> **OBJECTIVE**:
Return, word for word, the passage of the Green Screen Show review that opens with the words "I'm as astonished" and closes with "same. It's not.".

Drew Carey's Green Screen Show

(WB, 8:30 Thursdays)

I'm as astonished as you are, but I actually liked this show a lot. I'm a big fan of the original Clive Anderson Whose Line Is It Anyway?, but I never liked the Americanized Drew Carey version all that much. And one of the worst additions in the imported version was a game where someone stood in front of a green screen while other players who could see what was on the screen made jokes at his expense. It was a really tedious one-joke premise and I hated it. So I naturally assumed that Drew Carey's Green Screen Show would just be much, much more of the same. It's not.

As it turns out, the new show is staged on a giant green set, so not just one square is being replaced with a silly shot of penguins mating or rhinos mating or elephants mating, like on Whose Line. Everything is being replaced, and they're using matchmoving technology to create an entire virtual set, which changes and animates along with the improv games. And they're playing better improv games, too – which is necessary in order to entertain the live audience, who can't see the animation (the effects are painstakingly added later). They're playing great old standbys like New Choice, which we played in my improv class and which is always loads of fun.

The animation isn't always perfect, but it's visually impressive and it usually adds something fun to the games, especially when the actors are improvising with imaginary props. In the first episode, Colin Mochrie is quickly cycling through props as he keeps being forced to make new choices, and it's hilarious to watch the props appear and disappear as he needs them, like in a Tex Avery cartoon. Mochrie, by the way, continues to be the worst improviser in the bunch, which he has been all the way back to the Clive Anderson days. I'm convinced that's what keeps him on the show: it's so funny to watch him not being able to think of something.

> **GIVEN DATA**:
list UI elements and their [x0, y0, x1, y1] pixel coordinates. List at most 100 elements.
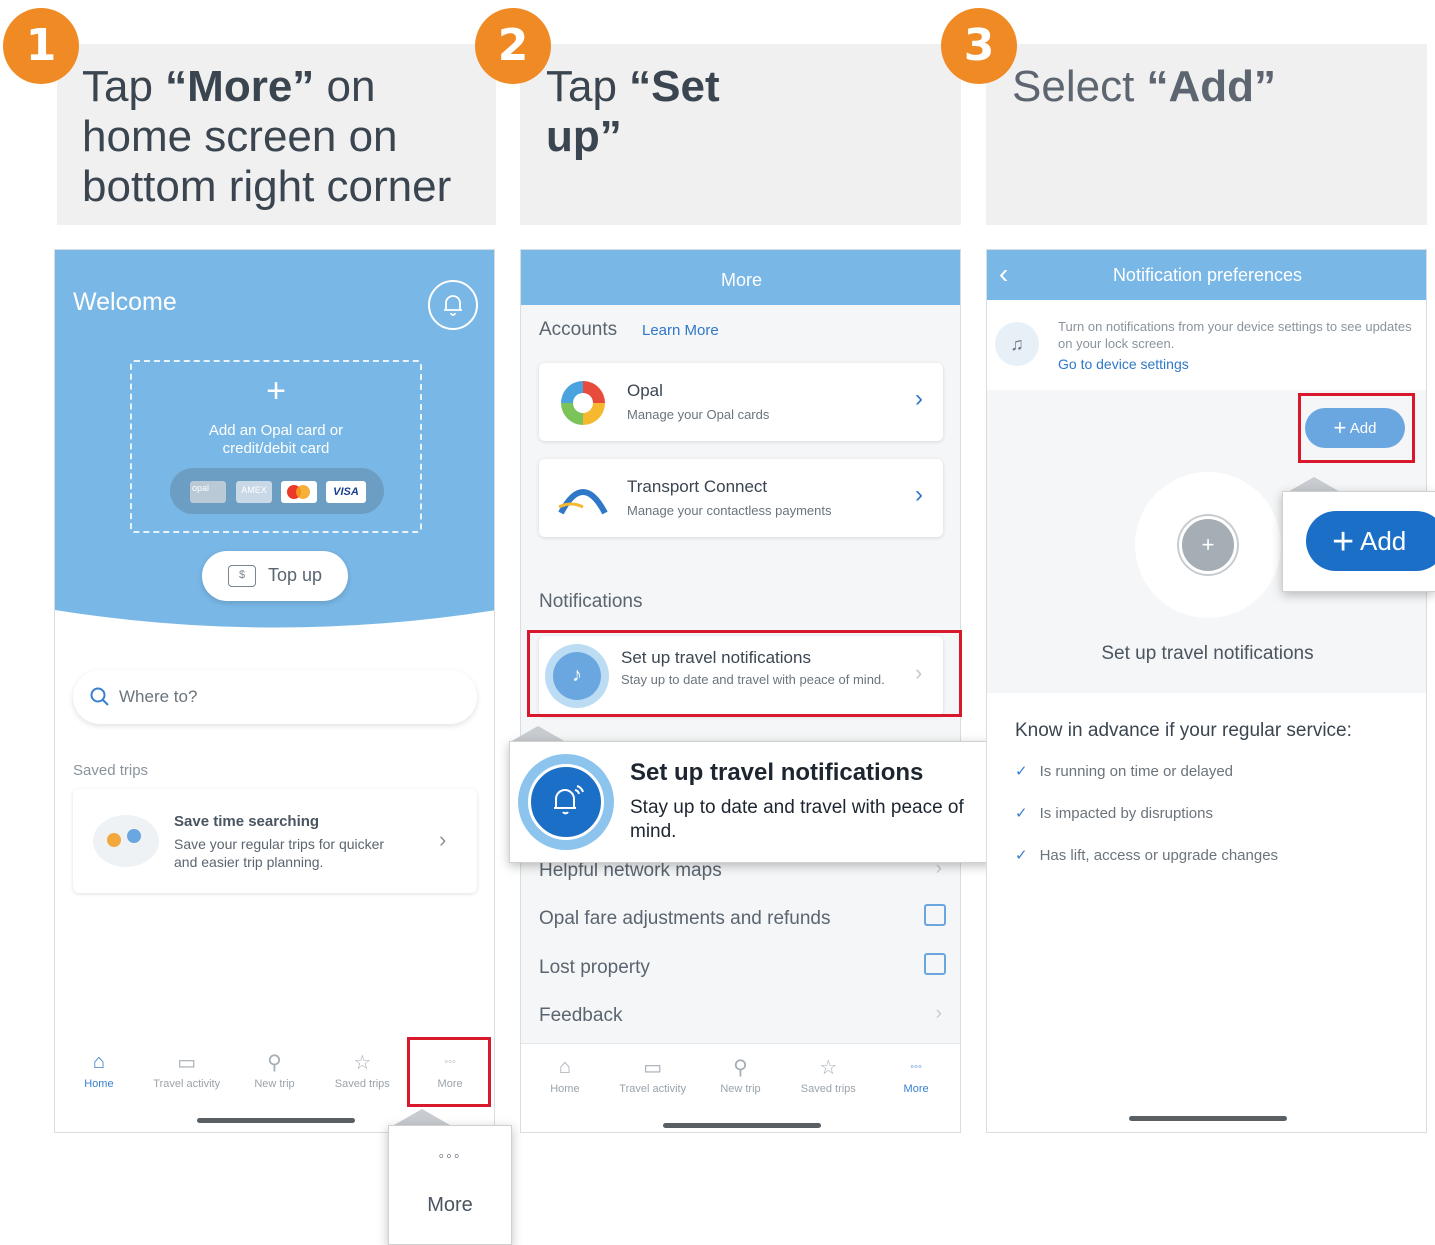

> **RESULT OF THE EXERCISE**:
I'm as astonished as you are, but I actually liked this show a lot. I'm a big fan of the original Clive Anderson Whose Line Is It Anyway?, but I never liked the Americanized Drew Carey version all that much. And one of the worst additions in the imported version was a game where someone stood in front of a green screen while other players who could see what was on the screen made jokes at his expense. It was a really tedious one-joke premise and I hated it. So I naturally assumed that Drew Carey's Green Screen Show would just be much, much more of the same. It's not.